┌──

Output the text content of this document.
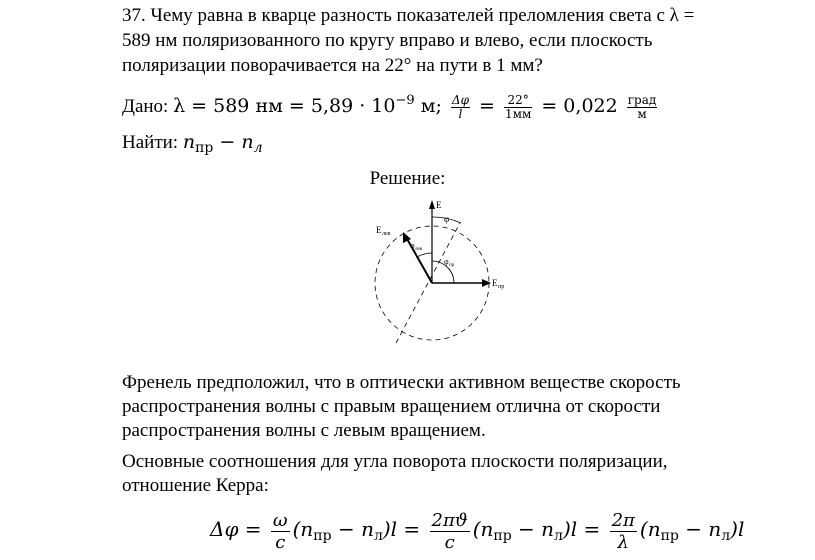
37. Чему равна в кварце разность показателей преломления света с λ =
589 нм поляризованного по кругу вправо и влево, если плоскость
поляризации поворачивается на 22° на пути в 1 мм?
Дано: λ = 589 нм = $5,89 \cdot 10^{-9}$ м; $\frac{\Delta\varphi}{l} = \frac{22^\circ}{1мм} = 0,022 \frac{\text{град}}{м}$
Найти: $n_{пр} - n_л$
Решение:
E
φ
E лев
φ лев
φ пр
E пр
Френель предположил, что в оптически активном веществе скорость
распространения волны с правым вращением отлична от скорости
распространения волны с левым вращением.
Основные соотношения для угла поворота плоскости поляризации,
отношение Керра:
$\Delta\varphi = \frac{\omega}{c} (n_{пр} - n_л)l = \frac{2\pi ϑ}{c} (n_{пр} - n_л)l = \frac{2\pi}{\lambda} (n_{пр} - n_л)l$
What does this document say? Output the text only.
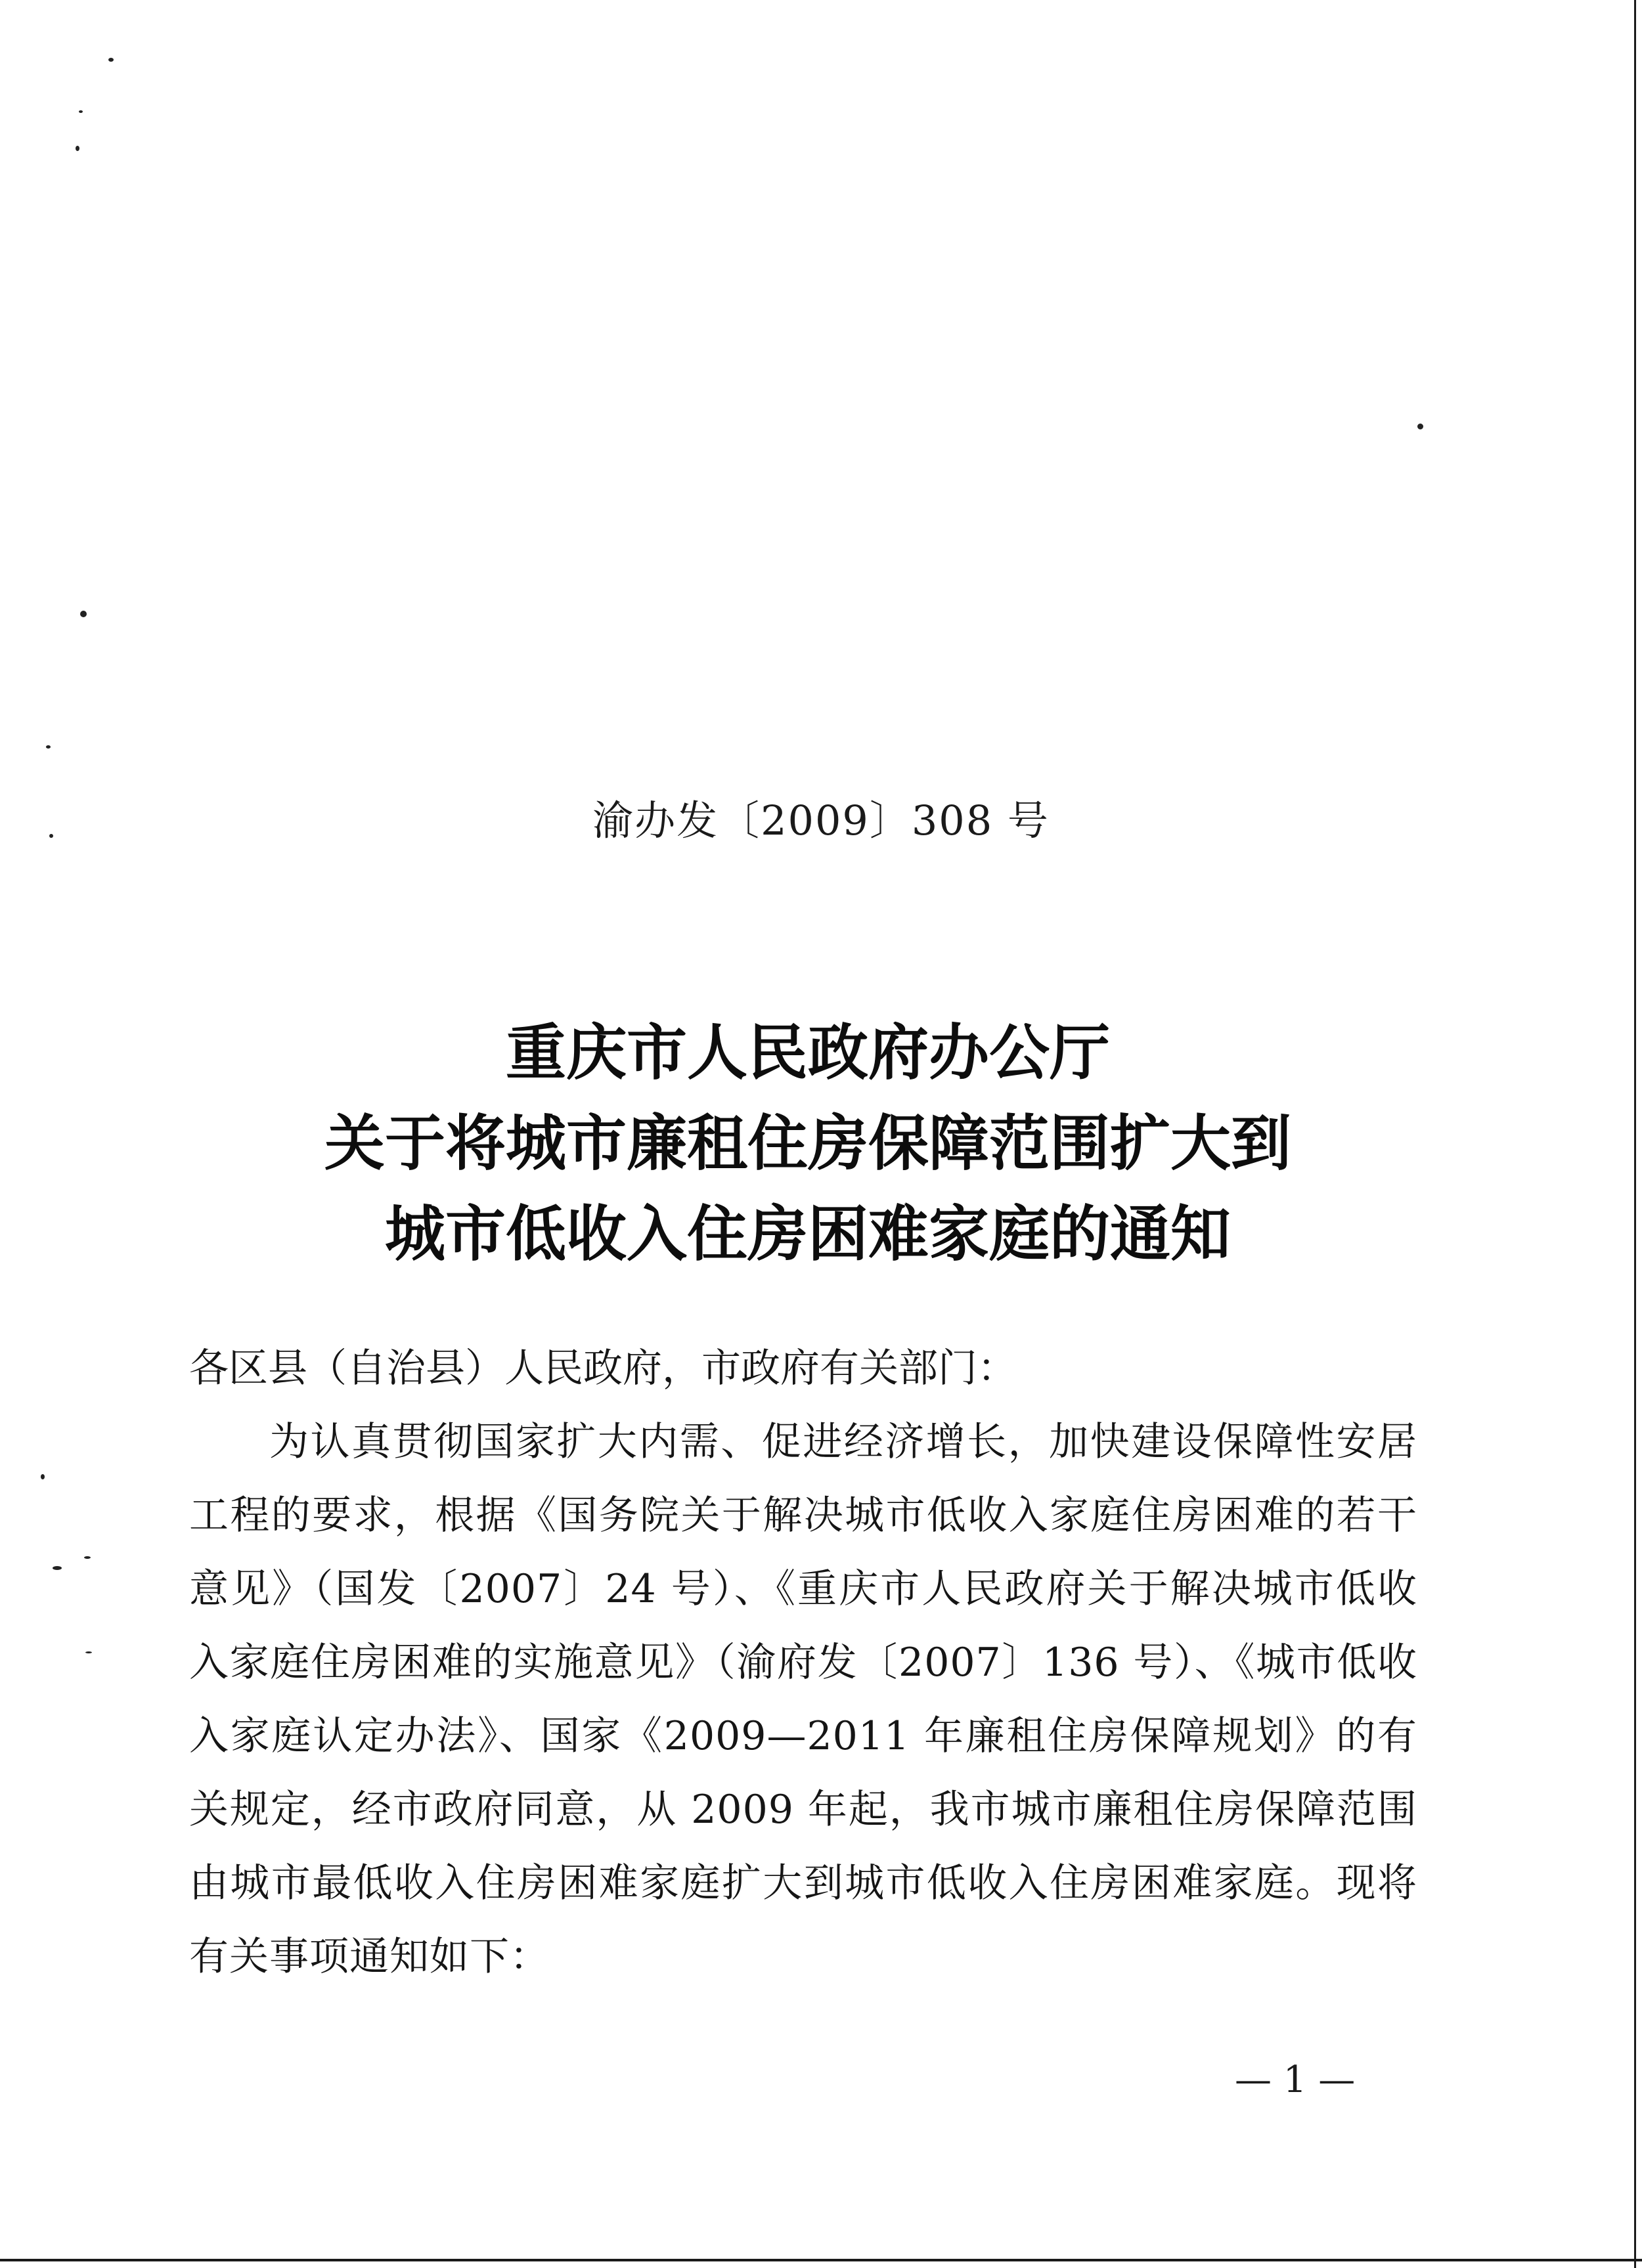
渝办发〔2009〕308 号
重庆市人民政府办公厅
关于将城市廉租住房保障范围扩大到
城市低收入住房困难家庭的通知

各区县（自治县）人民政府，市政府有关部门：

为认真贯彻国家扩大内需、促进经济增长，加快建设保障性安居工程的要求，根据《国务院关于解决城市低收入家庭住房困难的若干意见》（国发〔2007〕24 号）、《重庆市人民政府关于解决城市低收入家庭住房困难的实施意见》（渝府发〔2007〕136 号）、《城市低收入家庭认定办法》、国家《2009—2011 年廉租住房保障规划》的有关规定，经市政府同意，从 2009 年起，我市城市廉租住房保障范围由城市最低收入住房困难家庭扩大到城市低收入住房困难家庭。现将有关事项通知如下：

— 1 —
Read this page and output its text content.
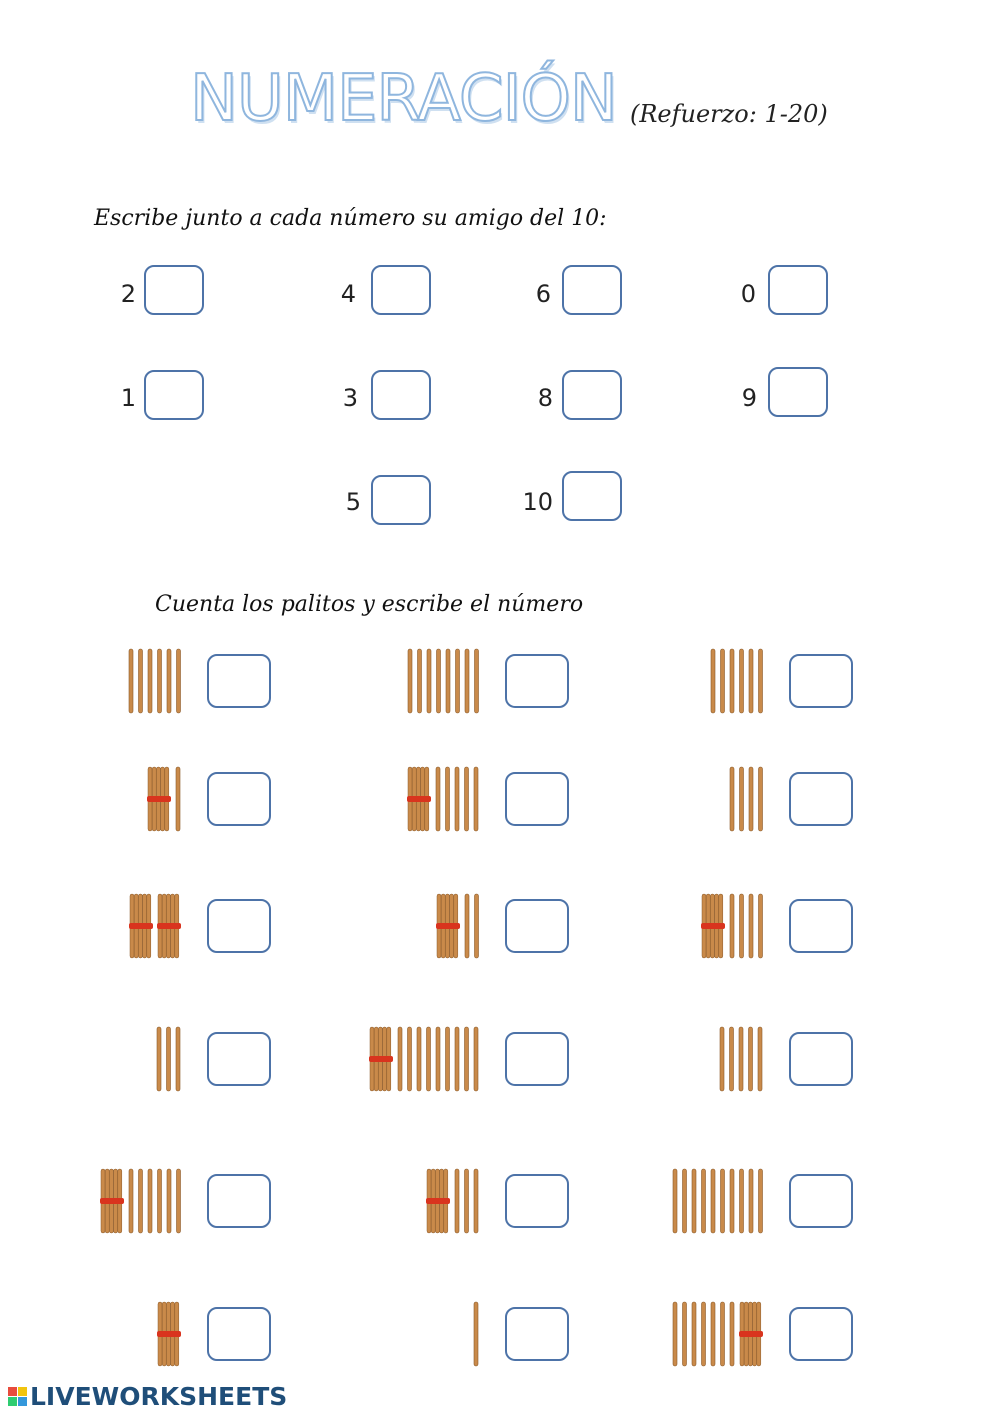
NUMERACIÓN (Refuerzo: 1-20)
Escribe junto a cada número su amigo del 10:
2	4	6	0
1	3	8	9
5	10
Cuenta los palitos y escribe el número
LIVEWORKSHEETS
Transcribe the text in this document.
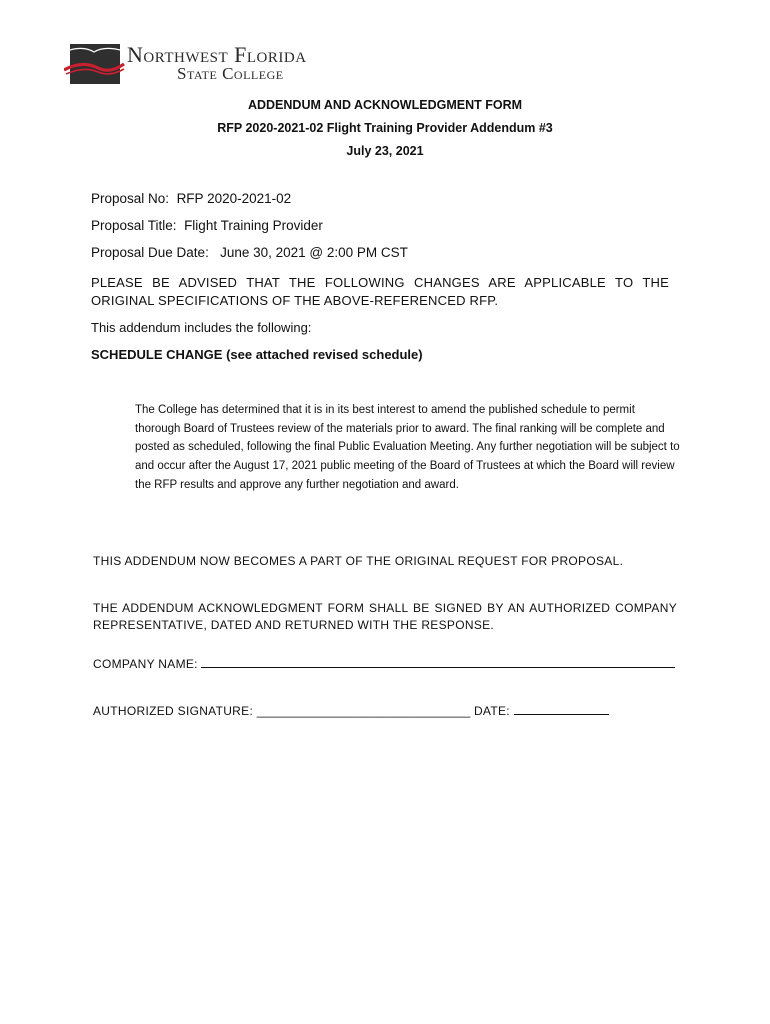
Northwest Florida
State College
ADDENDUM AND ACKNOWLEDGMENT FORM
RFP 2020-2021-02 Flight Training Provider Addendum #3
July 23, 2021
Proposal No: RFP 2020-2021-02
Proposal Title: Flight Training Provider
Proposal Due Date: June 30, 2021 @ 2:00 PM CST
PLEASE BE ADVISED THAT THE FOLLOWING CHANGES ARE APPLICABLE TO THE ORIGINAL SPECIFICATIONS OF THE ABOVE-REFERENCED RFP.
This addendum includes the following:
SCHEDULE CHANGE (see attached revised schedule)
The College has determined that it is in its best interest to amend the published schedule to permit thorough Board of Trustees review of the materials prior to award. The final ranking will be complete and posted as scheduled, following the final Public Evaluation Meeting. Any further negotiation will be subject to and occur after the August 17, 2021 public meeting of the Board of Trustees at which the Board will review the RFP results and approve any further negotiation and award.
THIS ADDENDUM NOW BECOMES A PART OF THE ORIGINAL REQUEST FOR PROPOSAL.
THE ADDENDUM ACKNOWLEDGMENT FORM SHALL BE SIGNED BY AN AUTHORIZED COMPANY REPRESENTATIVE, DATED AND RETURNED WITH THE RESPONSE.
COMPANY NAME:
AUTHORIZED SIGNATURE: ________________________________ DATE:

└──

[Instructions to follow] Retype the records exactly. Any image in them should not appear in what you write.

[Response to this task]
Output the text content of this document.
37. Чему равна в кварце разность показателей преломления света с λ =
589 нм поляризованного по кругу вправо и влево, если плоскость
поляризации поворачивается на 22° на пути в 1 мм?
Дано: λ = 589 нм = $5,89 \cdot 10^{-9}$ м; $\frac{\Delta\varphi}{l} = \frac{22^\circ}{1мм} = 0,022 \frac{\text{град}}{м}$
Найти: $n_{пр} - n_л$
Решение:
E
φ
E лев
φ лев
φ пр
E пр
Френель предположил, что в оптически активном веществе скорость
распространения волны с правым вращением отлична от скорости
распространения волны с левым вращением.
Основные соотношения для угла поворота плоскости поляризации,
отношение Керра:
$\Delta\varphi = \frac{\omega}{c} (n_{пр} - n_л)l = \frac{2\pi ϑ}{c} (n_{пр} - n_л)l = \frac{2\pi}{\lambda} (n_{пр} - n_л)l$
What does this document say? Output the text only.
渝办发〔2009〕308 号
重庆市人民政府办公厅
关于将城市廉租住房保障范围扩大到
城市低收入住房困难家庭的通知

各区县（自治县）人民政府，市政府有关部门：

为认真贯彻国家扩大内需、促进经济增长，加快建设保障性安居工程的要求，根据《国务院关于解决城市低收入家庭住房困难的若干意见》（国发〔2007〕24 号）、《重庆市人民政府关于解决城市低收入家庭住房困难的实施意见》（渝府发〔2007〕136 号）、《城市低收入家庭认定办法》、国家《2009—2011 年廉租住房保障规划》的有关规定，经市政府同意，从 2009 年起，我市城市廉租住房保障范围由城市最低收入住房困难家庭扩大到城市低收入住房困难家庭。现将有关事项通知如下：

— 1 —
Read this page and output its text content.
NUMERACIÓN (Refuerzo: 1-20)
Escribe junto a cada número su amigo del 10:
2	4	6	0
1	3	8	9
5	10
Cuenta los palitos y escribe el número
LIVEWORKSHEETS
Transcribe the text in this document.
Northwest Florida
State College
ADDENDUM AND ACKNOWLEDGMENT FORM
RFP 2020-2021-02 Flight Training Provider Addendum #3
July 23, 2021
Proposal No: RFP 2020-2021-02
Proposal Title: Flight Training Provider
Proposal Due Date: June 30, 2021 @ 2:00 PM CST
PLEASE BE ADVISED THAT THE FOLLOWING CHANGES ARE APPLICABLE TO THE ORIGINAL SPECIFICATIONS OF THE ABOVE-REFERENCED RFP.
This addendum includes the following:
SCHEDULE CHANGE (see attached revised schedule)
The College has determined that it is in its best interest to amend the published schedule to permit thorough Board of Trustees review of the materials prior to award. The final ranking will be complete and posted as scheduled, following the final Public Evaluation Meeting. Any further negotiation will be subject to and occur after the August 17, 2021 public meeting of the Board of Trustees at which the Board will review the RFP results and approve any further negotiation and award.
THIS ADDENDUM NOW BECOMES A PART OF THE ORIGINAL REQUEST FOR PROPOSAL.
THE ADDENDUM ACKNOWLEDGMENT FORM SHALL BE SIGNED BY AN AUTHORIZED COMPANY REPRESENTATIVE, DATED AND RETURNED WITH THE RESPONSE.
COMPANY NAME:
AUTHORIZED SIGNATURE: ________________________________ DATE:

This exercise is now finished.